§ **What you are asked to do**
Pull out each line of the records holding the string "mapper".

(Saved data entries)
* * * *
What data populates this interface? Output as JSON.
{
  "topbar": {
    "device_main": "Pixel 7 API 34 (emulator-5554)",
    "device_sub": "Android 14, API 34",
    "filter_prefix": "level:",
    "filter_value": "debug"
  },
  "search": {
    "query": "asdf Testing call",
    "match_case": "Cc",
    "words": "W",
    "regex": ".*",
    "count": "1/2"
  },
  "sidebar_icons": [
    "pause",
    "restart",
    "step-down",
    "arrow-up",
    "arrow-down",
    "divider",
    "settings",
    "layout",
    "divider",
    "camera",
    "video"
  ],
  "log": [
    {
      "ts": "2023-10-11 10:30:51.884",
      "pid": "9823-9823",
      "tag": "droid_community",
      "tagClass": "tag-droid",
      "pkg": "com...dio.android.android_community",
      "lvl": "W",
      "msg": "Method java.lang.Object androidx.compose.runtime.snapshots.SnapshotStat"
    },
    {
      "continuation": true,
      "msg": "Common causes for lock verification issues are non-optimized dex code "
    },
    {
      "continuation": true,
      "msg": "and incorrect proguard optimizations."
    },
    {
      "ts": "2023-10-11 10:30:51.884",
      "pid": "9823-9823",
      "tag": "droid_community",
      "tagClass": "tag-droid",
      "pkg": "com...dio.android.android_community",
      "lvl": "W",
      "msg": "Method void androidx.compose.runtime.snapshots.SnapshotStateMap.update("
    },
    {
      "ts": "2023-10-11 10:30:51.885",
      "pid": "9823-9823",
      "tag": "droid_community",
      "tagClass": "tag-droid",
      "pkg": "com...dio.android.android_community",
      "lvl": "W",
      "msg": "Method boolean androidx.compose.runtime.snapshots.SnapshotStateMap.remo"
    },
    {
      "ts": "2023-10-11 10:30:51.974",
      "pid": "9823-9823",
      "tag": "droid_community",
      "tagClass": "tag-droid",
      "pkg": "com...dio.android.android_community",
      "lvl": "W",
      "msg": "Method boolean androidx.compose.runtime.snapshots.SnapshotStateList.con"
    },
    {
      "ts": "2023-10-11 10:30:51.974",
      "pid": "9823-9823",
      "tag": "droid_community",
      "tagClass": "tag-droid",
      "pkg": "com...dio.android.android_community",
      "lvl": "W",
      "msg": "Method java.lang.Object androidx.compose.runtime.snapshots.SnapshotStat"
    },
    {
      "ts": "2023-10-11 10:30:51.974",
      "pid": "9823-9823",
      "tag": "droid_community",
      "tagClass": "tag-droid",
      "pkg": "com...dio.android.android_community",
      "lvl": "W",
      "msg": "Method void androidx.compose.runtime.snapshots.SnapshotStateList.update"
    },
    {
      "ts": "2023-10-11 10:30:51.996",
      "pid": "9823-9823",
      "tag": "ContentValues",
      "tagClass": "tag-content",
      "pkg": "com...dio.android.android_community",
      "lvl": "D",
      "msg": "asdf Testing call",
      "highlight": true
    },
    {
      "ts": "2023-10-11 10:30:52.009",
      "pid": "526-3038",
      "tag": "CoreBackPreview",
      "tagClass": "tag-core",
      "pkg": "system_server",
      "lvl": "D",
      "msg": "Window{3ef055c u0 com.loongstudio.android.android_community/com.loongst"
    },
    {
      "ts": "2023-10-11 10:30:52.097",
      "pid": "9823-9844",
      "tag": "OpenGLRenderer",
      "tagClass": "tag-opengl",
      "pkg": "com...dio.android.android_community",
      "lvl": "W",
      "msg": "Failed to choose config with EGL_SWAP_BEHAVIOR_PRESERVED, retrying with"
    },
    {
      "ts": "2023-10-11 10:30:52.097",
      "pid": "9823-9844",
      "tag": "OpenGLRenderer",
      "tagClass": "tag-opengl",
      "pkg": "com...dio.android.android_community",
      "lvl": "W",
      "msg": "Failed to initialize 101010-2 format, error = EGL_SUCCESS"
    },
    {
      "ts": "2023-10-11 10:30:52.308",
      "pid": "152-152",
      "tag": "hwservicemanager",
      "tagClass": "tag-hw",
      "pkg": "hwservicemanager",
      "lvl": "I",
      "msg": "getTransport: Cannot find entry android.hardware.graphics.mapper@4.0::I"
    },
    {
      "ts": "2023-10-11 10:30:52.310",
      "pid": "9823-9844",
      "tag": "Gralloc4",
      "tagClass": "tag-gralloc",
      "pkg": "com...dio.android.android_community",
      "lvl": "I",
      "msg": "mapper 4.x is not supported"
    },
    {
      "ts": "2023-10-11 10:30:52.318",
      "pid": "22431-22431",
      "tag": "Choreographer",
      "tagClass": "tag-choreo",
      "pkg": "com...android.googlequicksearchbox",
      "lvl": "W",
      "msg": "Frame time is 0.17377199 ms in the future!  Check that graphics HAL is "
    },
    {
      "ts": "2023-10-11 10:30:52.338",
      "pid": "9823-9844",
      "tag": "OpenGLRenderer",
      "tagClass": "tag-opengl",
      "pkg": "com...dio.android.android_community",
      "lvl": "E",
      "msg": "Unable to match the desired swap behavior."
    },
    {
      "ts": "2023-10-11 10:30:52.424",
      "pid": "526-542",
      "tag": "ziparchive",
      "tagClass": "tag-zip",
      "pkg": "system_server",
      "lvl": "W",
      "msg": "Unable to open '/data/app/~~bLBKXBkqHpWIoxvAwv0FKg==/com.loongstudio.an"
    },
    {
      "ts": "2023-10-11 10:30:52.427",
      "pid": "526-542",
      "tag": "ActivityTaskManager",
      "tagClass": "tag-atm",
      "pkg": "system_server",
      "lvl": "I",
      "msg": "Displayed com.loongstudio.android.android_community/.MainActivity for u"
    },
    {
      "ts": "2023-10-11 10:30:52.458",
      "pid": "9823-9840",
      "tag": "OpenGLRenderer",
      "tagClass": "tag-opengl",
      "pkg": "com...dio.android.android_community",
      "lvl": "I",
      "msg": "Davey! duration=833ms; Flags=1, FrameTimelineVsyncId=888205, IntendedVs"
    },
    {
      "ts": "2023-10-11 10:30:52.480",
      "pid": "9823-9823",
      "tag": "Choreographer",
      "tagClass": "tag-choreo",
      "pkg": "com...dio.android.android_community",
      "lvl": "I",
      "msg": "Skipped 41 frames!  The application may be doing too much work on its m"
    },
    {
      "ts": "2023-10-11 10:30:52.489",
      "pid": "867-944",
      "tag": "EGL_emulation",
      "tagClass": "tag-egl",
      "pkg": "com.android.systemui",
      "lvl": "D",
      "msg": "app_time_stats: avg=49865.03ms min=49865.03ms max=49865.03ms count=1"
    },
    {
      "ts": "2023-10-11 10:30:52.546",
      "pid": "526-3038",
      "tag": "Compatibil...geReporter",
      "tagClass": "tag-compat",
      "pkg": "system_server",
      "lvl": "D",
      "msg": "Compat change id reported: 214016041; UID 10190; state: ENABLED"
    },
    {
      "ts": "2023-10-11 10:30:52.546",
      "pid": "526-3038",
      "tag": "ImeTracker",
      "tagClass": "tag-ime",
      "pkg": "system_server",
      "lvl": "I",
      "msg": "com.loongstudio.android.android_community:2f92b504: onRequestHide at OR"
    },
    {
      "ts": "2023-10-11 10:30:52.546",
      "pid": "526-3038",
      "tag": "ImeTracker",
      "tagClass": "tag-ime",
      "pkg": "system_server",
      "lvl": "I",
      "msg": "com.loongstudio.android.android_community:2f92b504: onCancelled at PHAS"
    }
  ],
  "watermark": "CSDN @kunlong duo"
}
* * * *
§ **Reply to the exercise**
      "msg": "getTransport: Cannot find entry android.hardware.graphics.mapper@4.0::I"
      "msg": "mapper 4.x is not supported"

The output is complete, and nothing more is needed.